* BEGIN Dataset *

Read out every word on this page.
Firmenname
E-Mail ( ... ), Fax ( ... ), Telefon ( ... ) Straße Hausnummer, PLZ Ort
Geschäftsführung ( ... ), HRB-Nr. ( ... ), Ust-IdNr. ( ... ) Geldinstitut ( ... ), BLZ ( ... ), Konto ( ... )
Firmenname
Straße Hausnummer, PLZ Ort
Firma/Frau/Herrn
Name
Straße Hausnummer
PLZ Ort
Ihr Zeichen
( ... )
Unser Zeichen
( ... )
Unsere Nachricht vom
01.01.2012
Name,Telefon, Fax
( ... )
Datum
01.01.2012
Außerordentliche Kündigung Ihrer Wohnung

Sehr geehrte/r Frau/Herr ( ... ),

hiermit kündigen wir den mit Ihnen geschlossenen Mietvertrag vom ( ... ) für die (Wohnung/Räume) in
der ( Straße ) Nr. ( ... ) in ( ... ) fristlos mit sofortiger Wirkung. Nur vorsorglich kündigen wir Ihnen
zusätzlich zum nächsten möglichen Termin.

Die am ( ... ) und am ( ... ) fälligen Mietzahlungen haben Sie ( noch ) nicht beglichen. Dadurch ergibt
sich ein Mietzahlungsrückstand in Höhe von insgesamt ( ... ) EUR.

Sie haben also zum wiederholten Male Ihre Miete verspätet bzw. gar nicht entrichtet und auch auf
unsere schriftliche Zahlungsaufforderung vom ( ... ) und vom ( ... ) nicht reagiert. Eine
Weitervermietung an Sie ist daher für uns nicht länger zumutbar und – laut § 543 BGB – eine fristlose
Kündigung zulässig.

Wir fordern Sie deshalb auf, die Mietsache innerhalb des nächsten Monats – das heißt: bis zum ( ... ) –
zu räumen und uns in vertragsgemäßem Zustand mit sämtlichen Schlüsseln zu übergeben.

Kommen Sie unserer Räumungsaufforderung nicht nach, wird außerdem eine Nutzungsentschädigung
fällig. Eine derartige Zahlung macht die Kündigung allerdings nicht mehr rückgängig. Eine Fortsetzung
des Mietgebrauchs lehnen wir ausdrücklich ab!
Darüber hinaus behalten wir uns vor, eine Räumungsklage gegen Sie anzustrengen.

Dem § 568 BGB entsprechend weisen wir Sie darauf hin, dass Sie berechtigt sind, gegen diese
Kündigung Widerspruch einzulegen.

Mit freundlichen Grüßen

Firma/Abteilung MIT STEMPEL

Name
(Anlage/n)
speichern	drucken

* END Dataset *

## Stated problem
Check each line of the entries above, and show every one holding the word "Hausnummer".

## Final result
E-Mail ( ... ), Fax ( ... ), Telefon ( ... ) Straße Hausnummer, PLZ Ort
Straße Hausnummer, PLZ Ort
Straße Hausnummer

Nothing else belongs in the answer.